(WRITTEN PROBLEM): Go through the entries below, tally each line with the string "NARAYAN", and give the final number by itself.

(RECORDS SUPPLIED):
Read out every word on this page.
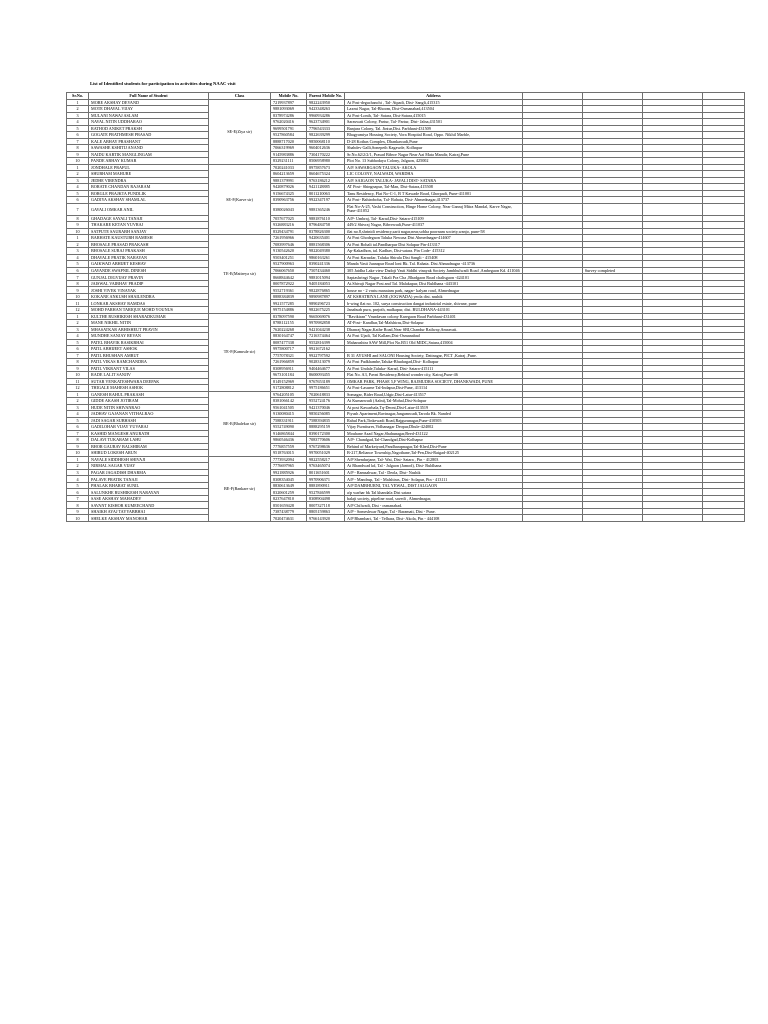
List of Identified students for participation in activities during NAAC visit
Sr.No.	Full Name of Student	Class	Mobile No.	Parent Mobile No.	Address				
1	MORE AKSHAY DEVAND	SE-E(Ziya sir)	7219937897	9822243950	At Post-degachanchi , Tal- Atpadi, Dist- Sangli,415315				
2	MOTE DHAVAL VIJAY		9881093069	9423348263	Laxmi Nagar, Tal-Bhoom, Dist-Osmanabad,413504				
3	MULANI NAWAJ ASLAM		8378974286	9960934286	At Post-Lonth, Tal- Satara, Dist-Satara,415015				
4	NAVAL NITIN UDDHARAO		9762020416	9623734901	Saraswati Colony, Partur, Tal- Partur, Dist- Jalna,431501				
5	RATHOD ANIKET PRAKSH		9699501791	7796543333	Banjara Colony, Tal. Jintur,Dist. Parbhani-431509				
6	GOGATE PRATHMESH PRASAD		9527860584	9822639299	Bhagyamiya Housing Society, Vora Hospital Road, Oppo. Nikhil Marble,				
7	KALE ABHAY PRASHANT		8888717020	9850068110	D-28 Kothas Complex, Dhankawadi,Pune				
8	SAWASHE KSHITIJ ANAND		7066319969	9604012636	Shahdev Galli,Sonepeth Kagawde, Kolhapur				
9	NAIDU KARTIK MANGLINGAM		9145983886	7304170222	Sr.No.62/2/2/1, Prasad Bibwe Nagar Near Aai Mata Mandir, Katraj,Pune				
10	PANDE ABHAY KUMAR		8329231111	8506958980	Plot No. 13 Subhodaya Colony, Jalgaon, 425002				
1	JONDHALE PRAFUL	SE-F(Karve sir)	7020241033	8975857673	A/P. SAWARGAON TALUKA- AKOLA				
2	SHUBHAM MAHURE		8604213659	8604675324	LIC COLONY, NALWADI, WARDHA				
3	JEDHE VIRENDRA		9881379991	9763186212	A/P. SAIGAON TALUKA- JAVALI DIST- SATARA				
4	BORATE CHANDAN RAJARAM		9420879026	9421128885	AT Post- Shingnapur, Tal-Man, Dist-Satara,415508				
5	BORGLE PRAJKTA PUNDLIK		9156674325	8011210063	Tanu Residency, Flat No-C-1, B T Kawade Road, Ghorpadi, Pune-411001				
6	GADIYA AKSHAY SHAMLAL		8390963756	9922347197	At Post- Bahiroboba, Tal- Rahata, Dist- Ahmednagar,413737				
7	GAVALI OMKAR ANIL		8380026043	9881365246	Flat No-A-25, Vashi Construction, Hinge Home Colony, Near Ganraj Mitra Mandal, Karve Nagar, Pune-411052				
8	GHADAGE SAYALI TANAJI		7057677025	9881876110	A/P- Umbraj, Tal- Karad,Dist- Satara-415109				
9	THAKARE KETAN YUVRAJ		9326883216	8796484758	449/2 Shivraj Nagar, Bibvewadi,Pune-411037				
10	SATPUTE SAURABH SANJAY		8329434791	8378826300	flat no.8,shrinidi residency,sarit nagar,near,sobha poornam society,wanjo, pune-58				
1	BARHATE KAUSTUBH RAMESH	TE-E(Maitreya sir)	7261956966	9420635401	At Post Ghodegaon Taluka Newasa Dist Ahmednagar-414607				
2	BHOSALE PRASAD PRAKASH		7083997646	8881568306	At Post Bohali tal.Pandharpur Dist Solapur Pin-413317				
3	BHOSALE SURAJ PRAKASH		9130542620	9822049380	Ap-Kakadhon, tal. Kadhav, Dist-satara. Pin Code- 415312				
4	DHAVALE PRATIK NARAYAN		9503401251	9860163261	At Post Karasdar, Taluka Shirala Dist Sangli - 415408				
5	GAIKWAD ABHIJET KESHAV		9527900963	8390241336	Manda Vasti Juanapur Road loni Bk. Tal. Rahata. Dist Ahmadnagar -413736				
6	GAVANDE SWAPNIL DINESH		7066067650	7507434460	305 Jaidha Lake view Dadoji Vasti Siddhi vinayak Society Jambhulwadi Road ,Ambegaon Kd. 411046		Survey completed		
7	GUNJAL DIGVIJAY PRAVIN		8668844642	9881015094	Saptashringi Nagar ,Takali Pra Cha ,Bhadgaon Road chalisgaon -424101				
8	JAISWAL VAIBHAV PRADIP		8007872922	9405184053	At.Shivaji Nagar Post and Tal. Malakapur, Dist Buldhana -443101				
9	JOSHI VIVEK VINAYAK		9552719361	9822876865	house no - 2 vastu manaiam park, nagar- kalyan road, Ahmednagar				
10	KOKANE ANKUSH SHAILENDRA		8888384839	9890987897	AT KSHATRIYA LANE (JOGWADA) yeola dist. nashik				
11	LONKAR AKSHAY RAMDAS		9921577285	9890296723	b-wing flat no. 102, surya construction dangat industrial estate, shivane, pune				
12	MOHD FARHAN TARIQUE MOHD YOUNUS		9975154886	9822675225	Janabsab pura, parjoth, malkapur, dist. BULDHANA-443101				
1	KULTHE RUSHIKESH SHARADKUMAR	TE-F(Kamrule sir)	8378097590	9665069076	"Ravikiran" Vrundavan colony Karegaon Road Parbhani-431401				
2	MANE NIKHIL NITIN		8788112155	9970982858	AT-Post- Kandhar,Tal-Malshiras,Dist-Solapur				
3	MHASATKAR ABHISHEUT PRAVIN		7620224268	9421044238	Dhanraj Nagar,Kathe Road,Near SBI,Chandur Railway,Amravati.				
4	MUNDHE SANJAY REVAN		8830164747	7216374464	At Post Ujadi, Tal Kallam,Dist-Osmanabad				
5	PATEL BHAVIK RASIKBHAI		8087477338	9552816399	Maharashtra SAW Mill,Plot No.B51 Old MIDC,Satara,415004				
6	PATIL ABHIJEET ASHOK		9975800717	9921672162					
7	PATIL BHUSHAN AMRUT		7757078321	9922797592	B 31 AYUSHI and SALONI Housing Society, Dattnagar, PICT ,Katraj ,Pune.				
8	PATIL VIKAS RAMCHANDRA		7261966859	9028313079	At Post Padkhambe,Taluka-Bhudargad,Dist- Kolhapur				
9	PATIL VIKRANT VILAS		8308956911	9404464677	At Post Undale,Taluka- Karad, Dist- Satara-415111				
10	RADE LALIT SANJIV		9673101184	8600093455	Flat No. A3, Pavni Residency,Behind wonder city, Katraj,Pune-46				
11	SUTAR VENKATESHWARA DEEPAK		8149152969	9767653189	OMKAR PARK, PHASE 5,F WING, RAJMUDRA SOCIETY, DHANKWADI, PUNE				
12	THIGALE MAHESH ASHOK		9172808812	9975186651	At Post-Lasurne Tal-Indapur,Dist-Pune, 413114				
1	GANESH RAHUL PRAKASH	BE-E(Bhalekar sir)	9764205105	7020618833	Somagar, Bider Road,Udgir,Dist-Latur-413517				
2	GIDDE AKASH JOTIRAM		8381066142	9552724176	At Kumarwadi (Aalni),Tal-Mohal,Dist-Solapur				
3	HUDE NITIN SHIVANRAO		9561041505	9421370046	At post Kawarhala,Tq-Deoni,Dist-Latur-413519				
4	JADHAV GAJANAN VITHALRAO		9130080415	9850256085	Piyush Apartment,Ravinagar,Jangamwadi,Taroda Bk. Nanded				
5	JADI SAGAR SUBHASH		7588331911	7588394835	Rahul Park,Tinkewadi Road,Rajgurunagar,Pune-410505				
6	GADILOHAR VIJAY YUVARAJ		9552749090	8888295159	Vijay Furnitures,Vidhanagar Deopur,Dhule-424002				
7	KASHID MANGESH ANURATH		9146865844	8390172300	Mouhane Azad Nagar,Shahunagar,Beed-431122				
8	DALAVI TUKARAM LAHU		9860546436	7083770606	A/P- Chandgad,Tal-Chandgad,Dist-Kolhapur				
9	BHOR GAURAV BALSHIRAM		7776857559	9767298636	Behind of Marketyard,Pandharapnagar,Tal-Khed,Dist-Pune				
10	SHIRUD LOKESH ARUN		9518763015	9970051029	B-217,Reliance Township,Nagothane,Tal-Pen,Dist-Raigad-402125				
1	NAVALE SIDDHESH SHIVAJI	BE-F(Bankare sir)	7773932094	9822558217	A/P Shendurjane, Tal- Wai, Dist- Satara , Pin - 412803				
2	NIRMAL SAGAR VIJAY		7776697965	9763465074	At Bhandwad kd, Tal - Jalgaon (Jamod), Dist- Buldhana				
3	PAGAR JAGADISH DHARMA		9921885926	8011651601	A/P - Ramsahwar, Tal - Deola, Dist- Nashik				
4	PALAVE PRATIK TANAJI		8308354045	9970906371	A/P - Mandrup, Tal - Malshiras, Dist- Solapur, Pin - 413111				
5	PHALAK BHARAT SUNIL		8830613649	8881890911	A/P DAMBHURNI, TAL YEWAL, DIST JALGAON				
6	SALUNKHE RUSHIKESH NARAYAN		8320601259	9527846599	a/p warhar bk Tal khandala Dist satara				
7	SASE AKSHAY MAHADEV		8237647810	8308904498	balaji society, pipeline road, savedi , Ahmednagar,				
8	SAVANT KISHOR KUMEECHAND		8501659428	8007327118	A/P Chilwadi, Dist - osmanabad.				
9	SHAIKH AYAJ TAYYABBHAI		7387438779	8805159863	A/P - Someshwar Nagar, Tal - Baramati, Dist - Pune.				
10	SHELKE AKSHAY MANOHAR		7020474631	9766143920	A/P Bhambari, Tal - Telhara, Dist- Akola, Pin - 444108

...

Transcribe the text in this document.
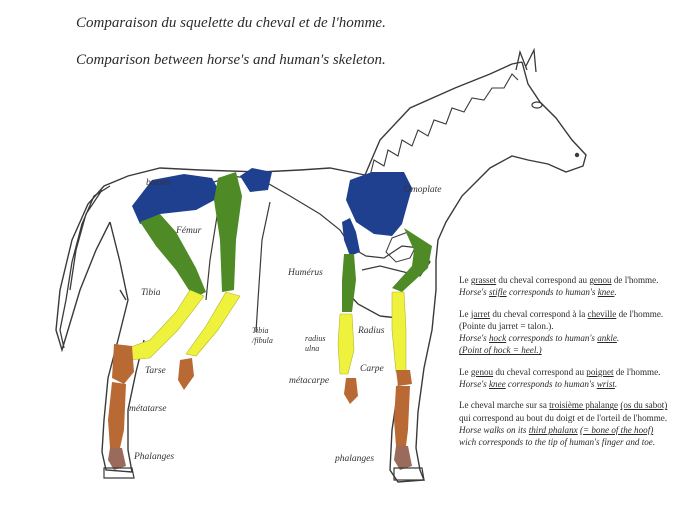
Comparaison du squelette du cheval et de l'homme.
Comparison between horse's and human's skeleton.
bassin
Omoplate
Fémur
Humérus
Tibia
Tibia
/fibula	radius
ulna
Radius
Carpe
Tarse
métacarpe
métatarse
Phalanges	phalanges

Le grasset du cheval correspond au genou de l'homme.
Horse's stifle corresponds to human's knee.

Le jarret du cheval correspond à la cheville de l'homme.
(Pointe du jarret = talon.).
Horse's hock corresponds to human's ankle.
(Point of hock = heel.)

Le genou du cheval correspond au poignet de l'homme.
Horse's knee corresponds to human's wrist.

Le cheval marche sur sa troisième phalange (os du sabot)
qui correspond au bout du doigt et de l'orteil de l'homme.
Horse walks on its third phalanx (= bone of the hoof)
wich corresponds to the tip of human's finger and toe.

(IN RESPONSE): 2